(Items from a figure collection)
## start
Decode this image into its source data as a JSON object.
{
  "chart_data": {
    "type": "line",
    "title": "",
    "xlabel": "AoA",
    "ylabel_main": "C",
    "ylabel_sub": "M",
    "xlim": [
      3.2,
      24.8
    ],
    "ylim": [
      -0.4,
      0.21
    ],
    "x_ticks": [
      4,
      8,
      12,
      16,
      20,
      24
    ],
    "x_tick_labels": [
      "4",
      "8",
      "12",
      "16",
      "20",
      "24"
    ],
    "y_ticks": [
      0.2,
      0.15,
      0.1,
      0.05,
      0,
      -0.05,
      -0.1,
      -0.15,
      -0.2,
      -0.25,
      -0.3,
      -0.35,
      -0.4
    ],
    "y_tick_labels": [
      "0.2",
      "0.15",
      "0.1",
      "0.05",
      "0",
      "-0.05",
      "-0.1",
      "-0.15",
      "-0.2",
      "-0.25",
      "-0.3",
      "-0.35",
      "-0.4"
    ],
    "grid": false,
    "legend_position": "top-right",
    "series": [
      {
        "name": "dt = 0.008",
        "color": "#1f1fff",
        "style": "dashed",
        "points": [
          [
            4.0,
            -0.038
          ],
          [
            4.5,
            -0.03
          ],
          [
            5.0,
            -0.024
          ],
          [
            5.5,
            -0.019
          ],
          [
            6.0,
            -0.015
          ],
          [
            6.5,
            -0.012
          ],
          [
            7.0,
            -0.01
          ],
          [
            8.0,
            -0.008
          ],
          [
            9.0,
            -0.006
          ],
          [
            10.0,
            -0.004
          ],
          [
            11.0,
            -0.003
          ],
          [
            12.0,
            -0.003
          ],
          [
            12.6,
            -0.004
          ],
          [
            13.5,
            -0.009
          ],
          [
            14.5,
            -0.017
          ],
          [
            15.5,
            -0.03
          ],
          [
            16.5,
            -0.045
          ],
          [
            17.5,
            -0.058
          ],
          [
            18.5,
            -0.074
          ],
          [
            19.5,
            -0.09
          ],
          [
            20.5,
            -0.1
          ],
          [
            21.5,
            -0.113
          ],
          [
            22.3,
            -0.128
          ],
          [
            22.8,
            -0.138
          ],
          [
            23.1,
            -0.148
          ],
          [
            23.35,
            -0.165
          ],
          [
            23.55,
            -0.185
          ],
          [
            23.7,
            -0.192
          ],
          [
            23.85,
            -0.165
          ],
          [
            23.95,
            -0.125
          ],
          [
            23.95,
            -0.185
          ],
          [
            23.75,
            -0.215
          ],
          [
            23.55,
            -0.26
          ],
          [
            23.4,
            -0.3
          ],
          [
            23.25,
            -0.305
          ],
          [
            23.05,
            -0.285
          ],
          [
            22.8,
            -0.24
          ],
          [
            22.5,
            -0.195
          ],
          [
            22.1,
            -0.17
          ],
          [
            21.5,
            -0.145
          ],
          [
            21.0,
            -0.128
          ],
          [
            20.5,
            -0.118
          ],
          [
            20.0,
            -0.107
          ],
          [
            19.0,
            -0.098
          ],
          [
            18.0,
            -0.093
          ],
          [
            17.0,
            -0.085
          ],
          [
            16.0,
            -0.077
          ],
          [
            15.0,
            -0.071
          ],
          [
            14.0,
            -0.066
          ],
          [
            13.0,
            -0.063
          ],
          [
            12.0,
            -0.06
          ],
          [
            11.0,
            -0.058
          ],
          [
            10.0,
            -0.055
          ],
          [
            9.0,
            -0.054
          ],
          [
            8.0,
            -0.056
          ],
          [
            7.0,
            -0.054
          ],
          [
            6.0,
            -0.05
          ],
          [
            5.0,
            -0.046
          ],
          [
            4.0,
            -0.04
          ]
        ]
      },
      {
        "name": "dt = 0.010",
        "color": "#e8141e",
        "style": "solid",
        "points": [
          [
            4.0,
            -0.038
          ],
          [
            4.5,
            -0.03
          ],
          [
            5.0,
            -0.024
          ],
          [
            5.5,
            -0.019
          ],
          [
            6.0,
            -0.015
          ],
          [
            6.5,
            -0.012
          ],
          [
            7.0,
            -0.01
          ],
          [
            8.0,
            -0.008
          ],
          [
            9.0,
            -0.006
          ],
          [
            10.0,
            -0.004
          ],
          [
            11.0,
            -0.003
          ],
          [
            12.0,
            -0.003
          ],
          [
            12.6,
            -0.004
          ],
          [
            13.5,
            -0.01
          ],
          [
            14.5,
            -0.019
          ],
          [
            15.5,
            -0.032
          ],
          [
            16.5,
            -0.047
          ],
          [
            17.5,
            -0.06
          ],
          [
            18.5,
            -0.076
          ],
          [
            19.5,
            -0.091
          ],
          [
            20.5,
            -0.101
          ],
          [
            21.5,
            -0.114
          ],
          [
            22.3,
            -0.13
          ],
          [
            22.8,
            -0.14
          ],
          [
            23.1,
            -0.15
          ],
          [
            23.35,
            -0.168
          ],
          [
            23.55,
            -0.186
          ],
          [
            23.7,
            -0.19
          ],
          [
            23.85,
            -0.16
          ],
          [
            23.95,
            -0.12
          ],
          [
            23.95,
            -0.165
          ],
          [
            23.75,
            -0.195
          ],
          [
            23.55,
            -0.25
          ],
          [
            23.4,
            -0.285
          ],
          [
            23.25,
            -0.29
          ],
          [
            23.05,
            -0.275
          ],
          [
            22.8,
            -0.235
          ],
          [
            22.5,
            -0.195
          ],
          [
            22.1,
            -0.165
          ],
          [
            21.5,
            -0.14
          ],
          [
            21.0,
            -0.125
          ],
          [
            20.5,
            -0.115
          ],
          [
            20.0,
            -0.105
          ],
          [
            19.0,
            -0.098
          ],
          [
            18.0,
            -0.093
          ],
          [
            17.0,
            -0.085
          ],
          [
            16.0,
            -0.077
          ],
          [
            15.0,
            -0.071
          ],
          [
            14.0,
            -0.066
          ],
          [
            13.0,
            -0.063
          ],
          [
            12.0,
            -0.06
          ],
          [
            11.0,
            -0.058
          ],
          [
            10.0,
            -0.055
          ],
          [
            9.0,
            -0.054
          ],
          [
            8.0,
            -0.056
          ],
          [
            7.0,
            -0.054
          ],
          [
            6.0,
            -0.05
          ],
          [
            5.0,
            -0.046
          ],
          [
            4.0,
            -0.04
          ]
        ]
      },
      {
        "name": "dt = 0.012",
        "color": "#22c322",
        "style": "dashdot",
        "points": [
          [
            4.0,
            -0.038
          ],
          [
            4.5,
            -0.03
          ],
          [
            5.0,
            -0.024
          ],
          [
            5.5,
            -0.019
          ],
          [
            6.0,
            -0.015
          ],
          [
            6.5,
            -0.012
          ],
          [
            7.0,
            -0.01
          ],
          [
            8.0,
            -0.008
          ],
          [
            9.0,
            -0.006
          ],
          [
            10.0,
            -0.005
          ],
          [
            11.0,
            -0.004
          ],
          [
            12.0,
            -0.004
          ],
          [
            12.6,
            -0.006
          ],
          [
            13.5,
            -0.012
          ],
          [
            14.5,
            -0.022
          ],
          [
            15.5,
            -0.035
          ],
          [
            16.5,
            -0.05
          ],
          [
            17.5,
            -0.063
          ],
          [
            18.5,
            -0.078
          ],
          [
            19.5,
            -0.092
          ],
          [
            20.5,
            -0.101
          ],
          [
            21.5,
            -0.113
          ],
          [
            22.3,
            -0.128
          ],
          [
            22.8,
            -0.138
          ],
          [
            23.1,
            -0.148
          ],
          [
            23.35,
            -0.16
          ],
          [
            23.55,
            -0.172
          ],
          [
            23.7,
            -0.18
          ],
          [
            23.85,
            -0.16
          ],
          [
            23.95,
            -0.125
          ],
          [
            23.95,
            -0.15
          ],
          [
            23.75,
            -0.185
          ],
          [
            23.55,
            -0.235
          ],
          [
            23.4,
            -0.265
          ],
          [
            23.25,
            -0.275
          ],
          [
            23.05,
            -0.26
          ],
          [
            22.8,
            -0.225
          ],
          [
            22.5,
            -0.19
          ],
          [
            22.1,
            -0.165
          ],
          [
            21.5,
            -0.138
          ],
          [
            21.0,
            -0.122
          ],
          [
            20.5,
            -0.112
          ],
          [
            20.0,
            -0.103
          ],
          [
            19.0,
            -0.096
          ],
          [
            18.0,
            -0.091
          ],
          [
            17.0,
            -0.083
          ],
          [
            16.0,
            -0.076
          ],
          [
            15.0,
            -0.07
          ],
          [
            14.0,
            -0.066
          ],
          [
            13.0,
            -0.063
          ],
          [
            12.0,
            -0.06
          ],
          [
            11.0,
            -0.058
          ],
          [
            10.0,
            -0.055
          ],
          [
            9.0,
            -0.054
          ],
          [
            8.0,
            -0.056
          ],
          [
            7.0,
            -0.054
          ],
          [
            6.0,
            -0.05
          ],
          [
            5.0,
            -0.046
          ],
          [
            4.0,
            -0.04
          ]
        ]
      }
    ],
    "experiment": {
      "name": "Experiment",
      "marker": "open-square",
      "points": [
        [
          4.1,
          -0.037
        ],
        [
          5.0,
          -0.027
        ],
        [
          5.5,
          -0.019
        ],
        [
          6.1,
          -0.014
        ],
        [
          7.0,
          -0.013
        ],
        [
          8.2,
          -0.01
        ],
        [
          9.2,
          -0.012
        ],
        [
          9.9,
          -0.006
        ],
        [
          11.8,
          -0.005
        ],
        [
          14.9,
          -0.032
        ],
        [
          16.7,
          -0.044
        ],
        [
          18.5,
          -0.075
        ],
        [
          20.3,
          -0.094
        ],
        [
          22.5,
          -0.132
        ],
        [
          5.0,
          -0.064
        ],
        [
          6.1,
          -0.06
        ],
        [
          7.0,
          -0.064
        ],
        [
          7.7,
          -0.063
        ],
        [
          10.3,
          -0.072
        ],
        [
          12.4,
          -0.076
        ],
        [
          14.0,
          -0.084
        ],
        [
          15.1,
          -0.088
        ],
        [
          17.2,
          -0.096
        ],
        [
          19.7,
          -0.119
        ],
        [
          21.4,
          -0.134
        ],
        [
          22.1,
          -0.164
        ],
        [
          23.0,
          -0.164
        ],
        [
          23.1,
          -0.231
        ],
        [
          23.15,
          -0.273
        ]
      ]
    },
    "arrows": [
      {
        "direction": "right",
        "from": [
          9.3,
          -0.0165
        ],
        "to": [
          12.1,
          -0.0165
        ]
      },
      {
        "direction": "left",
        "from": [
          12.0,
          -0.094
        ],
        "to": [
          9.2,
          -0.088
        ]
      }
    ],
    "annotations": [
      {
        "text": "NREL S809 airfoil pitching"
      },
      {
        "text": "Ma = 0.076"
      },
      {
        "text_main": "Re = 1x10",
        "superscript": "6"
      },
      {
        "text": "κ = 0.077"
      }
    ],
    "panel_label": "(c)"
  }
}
## end
Work instructions ::
Copy out every line from the material above in which the word "style" appears.

Response for this exercise ::
        "style": "dashed",
        "style": "solid",
        "style": "dashdot",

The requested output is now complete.